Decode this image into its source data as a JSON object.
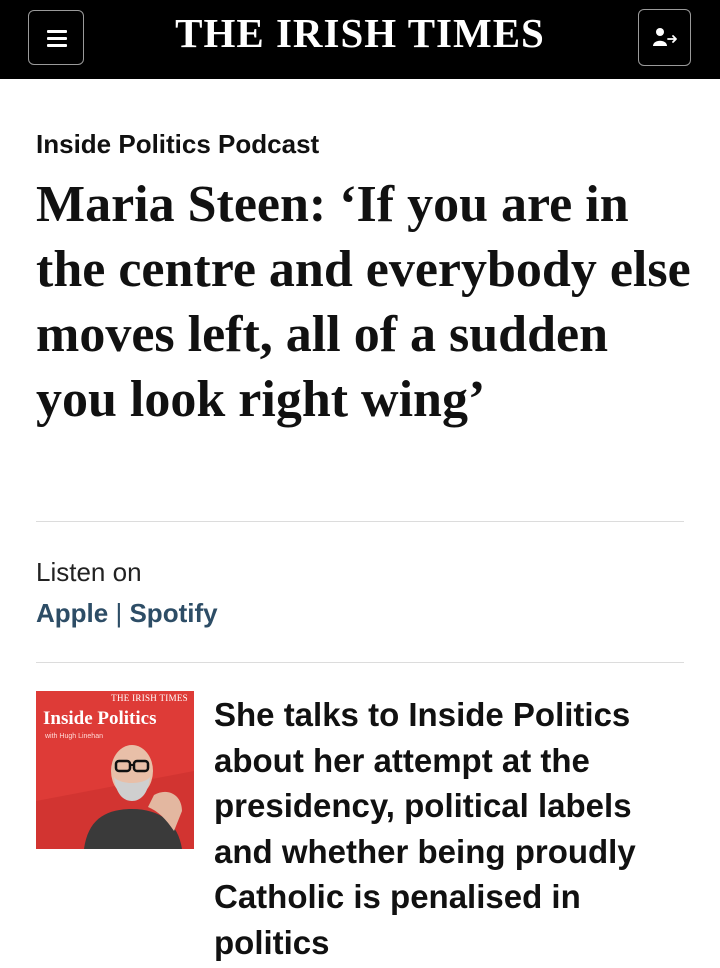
{
  "header": {
    "logo_text": "THE IRISH TIMES",
    "menu_icon": "hamburger-menu-icon",
    "account_icon": "account-sign-in-icon"
  },
  "article": {
    "section": "Inside Politics Podcast",
    "headline": "Maria Steen: ‘If you are in the centre and everybody else moves left, all of a sudden you look right wing’",
    "standfirst": "She talks to Inside Politics about her attempt at the presidency, political labels and whether being proudly Catholic is penalised in politics"
  },
  "listen": {
    "label": "Listen on",
    "apple": "Apple",
    "separator": "|",
    "spotify": "Spotify"
  },
  "podcast_art": {
    "brand": "THE IRISH TIMES",
    "title": "Inside Politics",
    "subtitle": "with Hugh Linehan"
  },
  "colors": {
    "header_bg": "#000000",
    "link": "#2d4d66",
    "podcast_red": "#de3b37"
  }
}
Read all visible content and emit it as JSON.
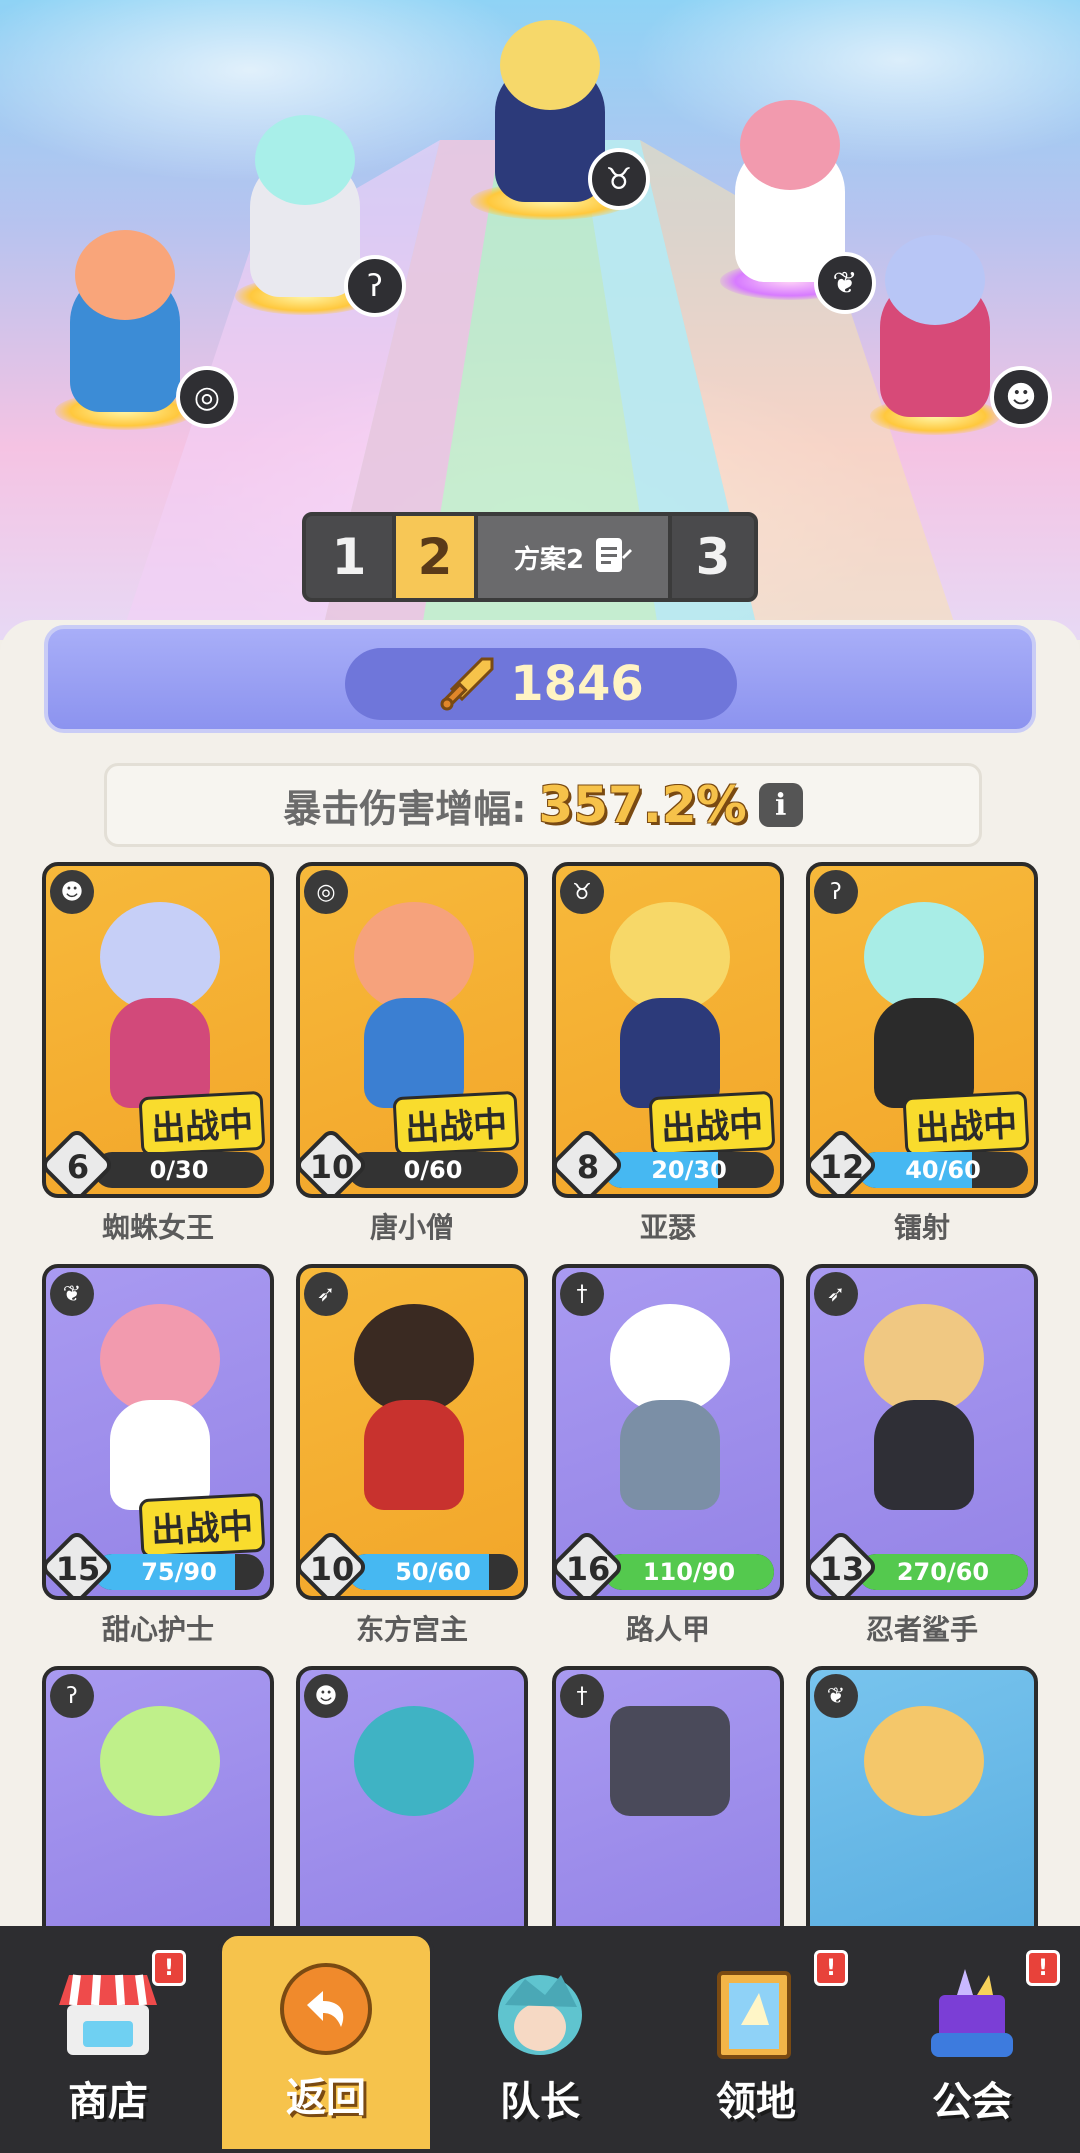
********
§ **Set problem**
Set the pictures aside and transcribe the data above exactly.

§ **Solution for this task**
Decode this image into its source data as a JSON object.
{
  "header": {
    "logo_text": "THE IRISH TIMES",
    "menu_icon": "hamburger-menu-icon",
    "account_icon": "account-sign-in-icon"
  },
  "article": {
    "section": "Inside Politics Podcast",
    "headline": "Maria Steen: ‘If you are in the centre and everybody else moves left, all of a sudden you look right wing’",
    "standfirst": "She talks to Inside Politics about her attempt at the presidency, political labels and whether being proudly Catholic is penalised in politics"
  },
  "listen": {
    "label": "Listen on",
    "apple": "Apple",
    "separator": "|",
    "spotify": "Spotify"
  },
  "podcast_art": {
    "brand": "THE IRISH TIMES",
    "title": "Inside Politics",
    "subtitle": "with Hugh Linehan"
  },
  "colors": {
    "header_bg": "#000000",
    "link": "#2d4d66",
    "podcast_red": "#de3b37"
  }
}
Read all visible content and emit it as JSON.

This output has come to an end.